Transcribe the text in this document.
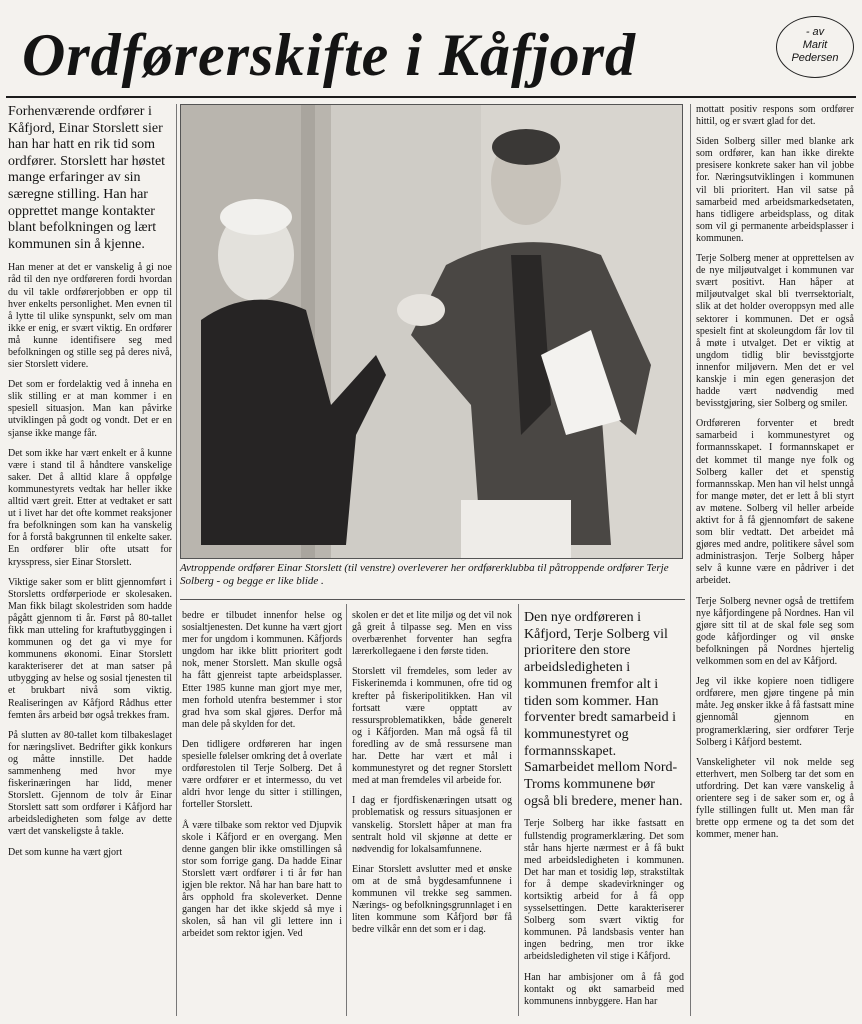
Ordførerskifte i Kåfjord	- av
Marit
Pedersen

Forhenværende ordfører i Kåfjord, Einar Storslett sier han har hatt en rik tid som ordfører. Storslett har høstet mange erfaringer av sin særegne stilling. Han har opprettet mange kontakter blant befolkningen og lært kommunen sin å kjenne.

Han mener at det er vanskelig å gi noe råd til den nye ordføreren fordi hvordan du vil takle ordførerjobben er opp til hver enkelts personlighet. Men evnen til å lytte til ulike synspunkt, selv om man ikke er enig, er svært viktig. En ordfører må kunne identifisere seg med befolkningen og stille seg på deres nivå, sier Storslett videre.

Det som er fordelaktig ved å inneha en slik stilling er at man kommer i en spesiell situasjon. Man kan påvirke utviklingen på godt og vondt. Det er en sjanse ikke mange får.

Det som ikke har vært enkelt er å kunne være i stand til å håndtere vanskelige saker. Det å alltid klare å oppfølge kommunestyrets vedtak har heller ikke alltid vært greit. Etter at vedtaket er satt ut i livet har det ofte kommet reaksjoner fra befolkningen som kan ha vanskelig for å forstå bakgrunnen til enkelte saker. En ordfører blir ofte utsatt for krysspress, sier Einar Storslett.

Viktige saker som er blitt gjennomført i Storsletts ordførperiode er skolesaken. Man fikk bilagt skolestriden som hadde pågått gjennom ti år. Først på 80-tallet fikk man utteling for kraftutbyggingen i kommunen og det ga vi mye for kommunens økonomi. Einar Storslett karakteriserer det at man satser på utbygging av helse og sosial tjenesten til et brukbart nivå som viktig. Realiseringen av Kåfjord Rådhus etter femten års arbeid bør også trekkes fram.

På slutten av 80-tallet kom tilbakeslaget for næringslivet. Bedrifter gikk konkurs og måtte innstille. Det hadde sammenheng med hvor mye fiskerinæringen har lidd, mener Storslett. Gjennom de tolv år Einar Storslett satt som ordfører i Kåfjord har arbeidsledigheten som følge av dette vært det vanskeligste å takle.

Det som kunne ha vært gjort

Avtroppende ordfører Einar Storslett (til venstre) overleverer her ordførerklubba til påtroppende ordfører Terje Solberg - og begge er like blide .

bedre er tilbudet innenfor helse og sosialtjenesten. Det kunne ha vært gjort mer for ungdom i kommunen. Kåfjords ungdom har ikke blitt prioritert godt nok, mener Storslett. Man skulle også ha fått gjenreist tapte arbeidsplasser. Etter 1985 kunne man gjort mye mer, men forhold utenfra bestemmer i stor grad hva som skal gjøres. Derfor må man dele på skylden for det.

Den tidligere ordføreren har ingen spesielle følelser omkring det å overlate ordførestolen til Terje Solberg. Det å være ordfører er et intermesso, du vet aldri hvor lenge du sitter i stillingen, forteller Storslett.

Å være tilbake som rektor ved Djupvik skole i Kåfjord er en overgang. Men denne gangen blir ikke omstillingen så stor som forrige gang. Da hadde Einar Storslett vært ordfører i ti år før han igjen ble rektor. Nå har han bare hatt to års opphold fra skoleverket. Denne gangen har det ikke skjedd så mye i skolen, så han vil gli lettere inn i arbeidet som rektor igjen. Ved

skolen er det et lite miljø og det vil nok gå greit å tilpasse seg. Men en viss overbærenhet forventer han segfra lærerkollegaene i den første tiden.

Storslett vil fremdeles, som leder av Fiskerinemda i kommunen, ofre tid og krefter på fiskeripolitikken. Han vil fortsatt være opptatt av ressursproblematikken, både generelt og i Kåfjorden. Man må også få til foredling av de små ressursene man har. Dette har vært et mål i kommunestyret og det regner Storslett med at man fremdeles vil arbeide for.

I dag er fjordfiskenæringen utsatt og problematisk og ressurs situasjonen er vanskelig. Storslett håper at man fra sentralt hold vil skjønne at dette er nødvendig for lokalsamfunnene.

Einar Storslett avslutter med et ønske om at de små bygdesamfunnene i kommunen vil trekke seg sammen. Nærings- og befolkningsgrunnlaget i en liten kommune som Kåfjord bør få bedre vilkår enn det som er i dag.

Den nye ordføreren i Kåfjord, Terje Solberg vil prioritere den store arbeidsledigheten i kommunen fremfor alt i tiden som kommer. Han forventer bredt samarbeid i kommunestyret og formannsskapet. Samarbeidet mellom Nord-Troms kommunene bør også bli bredere, mener han.

Terje Solberg har ikke fastsatt en fullstendig programerklæring. Det som står hans hjerte nærmest er å få bukt med arbeidsledigheten i kommunen. Det har man et tosidig løp, strakstiltak for å dempe skadevirkninger og kortsiktig arbeid for å få opp sysselsettingen. Dette karakteriserer Solberg som svært viktig for kommunen. På landsbasis venter han ingen bedring, men tror ikke arbeidsledigheten vil stige i Kåfjord.

Han har ambisjoner om å få god kontakt og økt samarbeid med kommunens innbyggere. Han har

mottatt positiv respons som ordfører hittil, og er svært glad for det.

Siden Solberg siller med blanke ark som ordfører, kan han ikke direkte presisere konkrete saker han vil jobbe for. Næringsutviklingen i kommunen vil bli prioritert. Han vil satse på samarbeid med arbeidsmarkedsetaten, hans tidligere arbeidsplass, og ditak som vil gi permanente arbeidsplasser i kommunen.

Terje Solberg mener at opprettelsen av de nye miljøutvalget i kommunen var svært positivt. Han håper at miljøutvalget skal bli tverrsektorialt, slik at det holder overoppsyn med alle sektorer i kommunen. Det er også spesielt fint at skoleungdom får lov til å møte i utvalget. Det er viktig at ungdom tidlig blir bevisstgjorte innenfor miljøvern. Men det er vel kanskje i min egen generasjon det hadde vært nødvendig med bevisstgjøring, sier Solberg og smiler.

Ordføreren forventer et bredt samarbeid i kommunestyret og formannsskapet. I formannskapet er det kommet til mange nye folk og Solberg kaller det et spenstig formannsskap. Men han vil helst unngå for mange møter, det er lett å bli styrt av møtene. Solberg vil heller arbeide aktivt for å få gjennomført de sakene som blir vedtatt. Det arbeidet må gjøres med andre, politikere såvel som administrasjon. Terje Solberg håper selv å kunne være en pådriver i det arbeidet.

Terje Solberg nevner også de trettifem nye kåfjordingene på Nordnes. Han vil gjøre sitt til at de skal føle seg som gode kåfjordinger og vil ønske befolkningen på Nordnes hjertelig velkommen som en del av Kåfjord.

Jeg vil ikke kopiere noen tidligere ordførere, men gjøre tingene på min måte. Jeg ønsker ikke å få fastsatt mine gjennomål gjennom en programerklæring, sier ordfører Terje Solberg i Kåfjord bestemt.

Vanskeligheter vil nok melde seg etterhvert, men Solberg tar det som en utfordring. Det kan være vanskelig å orientere seg i de saker som er, og å fylle stillingen fullt ut. Men man får brette opp ermene og ta det som det kommer, mener han.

_ _ _ _

Exercise description: Transcribe all entries above exactly. Drop the pictures.

Problem solution:
Transcribe the text in this document.
Ordførerskifte i Kåfjord	- av
Marit
Pedersen

Forhenværende ordfører i Kåfjord, Einar Storslett sier han har hatt en rik tid som ordfører. Storslett har høstet mange erfaringer av sin særegne stilling. Han har opprettet mange kontakter blant befolkningen og lært kommunen sin å kjenne.

Han mener at det er vanskelig å gi noe råd til den nye ordføreren fordi hvordan du vil takle ordførerjobben er opp til hver enkelts personlighet. Men evnen til å lytte til ulike synspunkt, selv om man ikke er enig, er svært viktig. En ordfører må kunne identifisere seg med befolkningen og stille seg på deres nivå, sier Storslett videre.

Det som er fordelaktig ved å inneha en slik stilling er at man kommer i en spesiell situasjon. Man kan påvirke utviklingen på godt og vondt. Det er en sjanse ikke mange får.

Det som ikke har vært enkelt er å kunne være i stand til å håndtere vanskelige saker. Det å alltid klare å oppfølge kommunestyrets vedtak har heller ikke alltid vært greit. Etter at vedtaket er satt ut i livet har det ofte kommet reaksjoner fra befolkningen som kan ha vanskelig for å forstå bakgrunnen til enkelte saker. En ordfører blir ofte utsatt for krysspress, sier Einar Storslett.

Viktige saker som er blitt gjennomført i Storsletts ordførperiode er skolesaken. Man fikk bilagt skolestriden som hadde pågått gjennom ti år. Først på 80-tallet fikk man utteling for kraftutbyggingen i kommunen og det ga vi mye for kommunens økonomi. Einar Storslett karakteriserer det at man satser på utbygging av helse og sosial tjenesten til et brukbart nivå som viktig. Realiseringen av Kåfjord Rådhus etter femten års arbeid bør også trekkes fram.

På slutten av 80-tallet kom tilbakeslaget for næringslivet. Bedrifter gikk konkurs og måtte innstille. Det hadde sammenheng med hvor mye fiskerinæringen har lidd, mener Storslett. Gjennom de tolv år Einar Storslett satt som ordfører i Kåfjord har arbeidsledigheten som følge av dette vært det vanskeligste å takle.

Det som kunne ha vært gjort

Avtroppende ordfører Einar Storslett (til venstre) overleverer her ordførerklubba til påtroppende ordfører Terje Solberg - og begge er like blide .

bedre er tilbudet innenfor helse og sosialtjenesten. Det kunne ha vært gjort mer for ungdom i kommunen. Kåfjords ungdom har ikke blitt prioritert godt nok, mener Storslett. Man skulle også ha fått gjenreist tapte arbeidsplasser. Etter 1985 kunne man gjort mye mer, men forhold utenfra bestemmer i stor grad hva som skal gjøres. Derfor må man dele på skylden for det.

Den tidligere ordføreren har ingen spesielle følelser omkring det å overlate ordførestolen til Terje Solberg. Det å være ordfører er et intermesso, du vet aldri hvor lenge du sitter i stillingen, forteller Storslett.

Å være tilbake som rektor ved Djupvik skole i Kåfjord er en overgang. Men denne gangen blir ikke omstillingen så stor som forrige gang. Da hadde Einar Storslett vært ordfører i ti år før han igjen ble rektor. Nå har han bare hatt to års opphold fra skoleverket. Denne gangen har det ikke skjedd så mye i skolen, så han vil gli lettere inn i arbeidet som rektor igjen. Ved

skolen er det et lite miljø og det vil nok gå greit å tilpasse seg. Men en viss overbærenhet forventer han segfra lærerkollegaene i den første tiden.

Storslett vil fremdeles, som leder av Fiskerinemda i kommunen, ofre tid og krefter på fiskeripolitikken. Han vil fortsatt være opptatt av ressursproblematikken, både generelt og i Kåfjorden. Man må også få til foredling av de små ressursene man har. Dette har vært et mål i kommunestyret og det regner Storslett med at man fremdeles vil arbeide for.

I dag er fjordfiskenæringen utsatt og problematisk og ressurs situasjonen er vanskelig. Storslett håper at man fra sentralt hold vil skjønne at dette er nødvendig for lokalsamfunnene.

Einar Storslett avslutter med et ønske om at de små bygdesamfunnene i kommunen vil trekke seg sammen. Nærings- og befolkningsgrunnlaget i en liten kommune som Kåfjord bør få bedre vilkår enn det som er i dag.

Den nye ordføreren i Kåfjord, Terje Solberg vil prioritere den store arbeidsledigheten i kommunen fremfor alt i tiden som kommer. Han forventer bredt samarbeid i kommunestyret og formannsskapet. Samarbeidet mellom Nord-Troms kommunene bør også bli bredere, mener han.

Terje Solberg har ikke fastsatt en fullstendig programerklæring. Det som står hans hjerte nærmest er å få bukt med arbeidsledigheten i kommunen. Det har man et tosidig løp, strakstiltak for å dempe skadevirkninger og kortsiktig arbeid for å få opp sysselsettingen. Dette karakteriserer Solberg som svært viktig for kommunen. På landsbasis venter han ingen bedring, men tror ikke arbeidsledigheten vil stige i Kåfjord.

Han har ambisjoner om å få god kontakt og økt samarbeid med kommunens innbyggere. Han har

mottatt positiv respons som ordfører hittil, og er svært glad for det.

Siden Solberg siller med blanke ark som ordfører, kan han ikke direkte presisere konkrete saker han vil jobbe for. Næringsutviklingen i kommunen vil bli prioritert. Han vil satse på samarbeid med arbeidsmarkedsetaten, hans tidligere arbeidsplass, og ditak som vil gi permanente arbeidsplasser i kommunen.

Terje Solberg mener at opprettelsen av de nye miljøutvalget i kommunen var svært positivt. Han håper at miljøutvalget skal bli tverrsektorialt, slik at det holder overoppsyn med alle sektorer i kommunen. Det er også spesielt fint at skoleungdom får lov til å møte i utvalget. Det er viktig at ungdom tidlig blir bevisstgjorte innenfor miljøvern. Men det er vel kanskje i min egen generasjon det hadde vært nødvendig med bevisstgjøring, sier Solberg og smiler.

Ordføreren forventer et bredt samarbeid i kommunestyret og formannsskapet. I formannskapet er det kommet til mange nye folk og Solberg kaller det et spenstig formannsskap. Men han vil helst unngå for mange møter, det er lett å bli styrt av møtene. Solberg vil heller arbeide aktivt for å få gjennomført de sakene som blir vedtatt. Det arbeidet må gjøres med andre, politikere såvel som administrasjon. Terje Solberg håper selv å kunne være en pådriver i det arbeidet.

Terje Solberg nevner også de trettifem nye kåfjordingene på Nordnes. Han vil gjøre sitt til at de skal føle seg som gode kåfjordinger og vil ønske befolkningen på Nordnes hjertelig velkommen som en del av Kåfjord.

Jeg vil ikke kopiere noen tidligere ordførere, men gjøre tingene på min måte. Jeg ønsker ikke å få fastsatt mine gjennomål gjennom en programerklæring, sier ordfører Terje Solberg i Kåfjord bestemt.

Vanskeligheter vil nok melde seg etterhvert, men Solberg tar det som en utfordring. Det kan være vanskelig å orientere seg i de saker som er, og å fylle stillingen fullt ut. Men man får brette opp ermene og ta det som det kommer, mener han.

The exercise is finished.